Copy the stretch from the line containing "y-tick-label: 100 — [38, 209, 65, 225]" through the line containing "y-tick-label: 20 — [47, 387, 65, 403]", both included, reproducing each line character for character.
Start Given data
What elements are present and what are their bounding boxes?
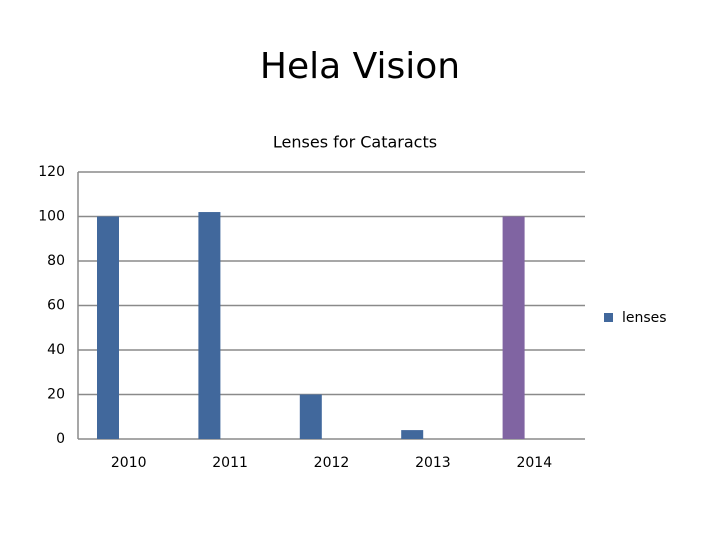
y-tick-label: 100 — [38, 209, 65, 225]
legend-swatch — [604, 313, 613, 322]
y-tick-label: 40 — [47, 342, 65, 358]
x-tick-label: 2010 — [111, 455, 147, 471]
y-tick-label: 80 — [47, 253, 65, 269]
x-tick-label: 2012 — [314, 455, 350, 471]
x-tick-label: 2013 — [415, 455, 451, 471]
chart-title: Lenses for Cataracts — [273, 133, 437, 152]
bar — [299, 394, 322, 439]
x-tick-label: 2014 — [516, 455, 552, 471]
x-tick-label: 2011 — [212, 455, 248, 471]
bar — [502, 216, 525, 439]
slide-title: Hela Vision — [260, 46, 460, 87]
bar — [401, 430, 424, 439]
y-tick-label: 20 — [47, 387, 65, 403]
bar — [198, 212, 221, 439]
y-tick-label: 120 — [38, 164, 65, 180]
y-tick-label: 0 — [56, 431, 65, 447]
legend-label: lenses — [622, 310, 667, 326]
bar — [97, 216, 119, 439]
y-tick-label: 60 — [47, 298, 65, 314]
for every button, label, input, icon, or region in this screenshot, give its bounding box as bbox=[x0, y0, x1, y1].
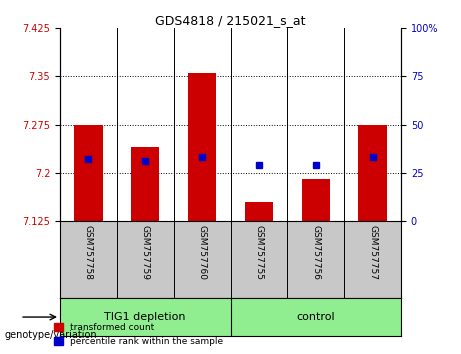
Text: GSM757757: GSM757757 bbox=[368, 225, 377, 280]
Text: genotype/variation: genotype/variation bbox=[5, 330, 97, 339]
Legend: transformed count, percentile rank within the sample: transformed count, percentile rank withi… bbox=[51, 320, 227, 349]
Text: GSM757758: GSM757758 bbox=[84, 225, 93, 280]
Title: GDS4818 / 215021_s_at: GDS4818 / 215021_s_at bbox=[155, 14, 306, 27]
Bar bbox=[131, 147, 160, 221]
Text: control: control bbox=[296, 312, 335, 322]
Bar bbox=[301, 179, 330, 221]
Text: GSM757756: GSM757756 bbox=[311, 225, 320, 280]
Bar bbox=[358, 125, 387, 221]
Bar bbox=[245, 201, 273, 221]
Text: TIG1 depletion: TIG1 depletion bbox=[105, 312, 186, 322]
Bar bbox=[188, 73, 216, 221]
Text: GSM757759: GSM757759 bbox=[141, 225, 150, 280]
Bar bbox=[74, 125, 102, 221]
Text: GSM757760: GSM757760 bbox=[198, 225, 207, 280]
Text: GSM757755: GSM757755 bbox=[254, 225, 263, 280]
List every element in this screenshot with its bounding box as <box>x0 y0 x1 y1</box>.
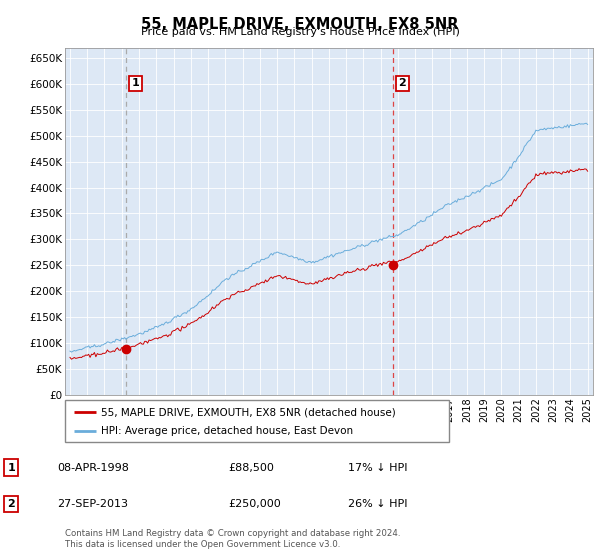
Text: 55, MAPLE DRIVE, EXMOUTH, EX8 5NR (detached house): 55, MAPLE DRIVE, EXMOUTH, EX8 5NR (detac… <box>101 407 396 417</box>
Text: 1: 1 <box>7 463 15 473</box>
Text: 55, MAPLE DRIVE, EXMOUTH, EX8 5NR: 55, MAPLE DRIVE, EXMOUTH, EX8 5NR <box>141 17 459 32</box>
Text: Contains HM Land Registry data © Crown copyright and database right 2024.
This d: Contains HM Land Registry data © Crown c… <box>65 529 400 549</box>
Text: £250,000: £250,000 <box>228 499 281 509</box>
End Given data
_Response to the task_:
y-tick-label: 100 — [38, 209, 65, 225]
legend-swatch — [604, 313, 613, 322]
y-tick-label: 40 — [47, 342, 65, 358]
x-tick-label: 2010 — [111, 455, 147, 471]
y-tick-label: 80 — [47, 253, 65, 269]
x-tick-label: 2012 — [314, 455, 350, 471]
x-tick-label: 2013 — [415, 455, 451, 471]
chart-title: Lenses for Cataracts — [273, 133, 437, 152]
bar — [299, 394, 322, 439]
x-tick-label: 2014 — [516, 455, 552, 471]
x-tick-label: 2011 — [212, 455, 248, 471]
bar — [502, 216, 525, 439]
slide-title: Hela Vision — [260, 46, 460, 87]
bar — [401, 430, 424, 439]
y-tick-label: 20 — [47, 387, 65, 403]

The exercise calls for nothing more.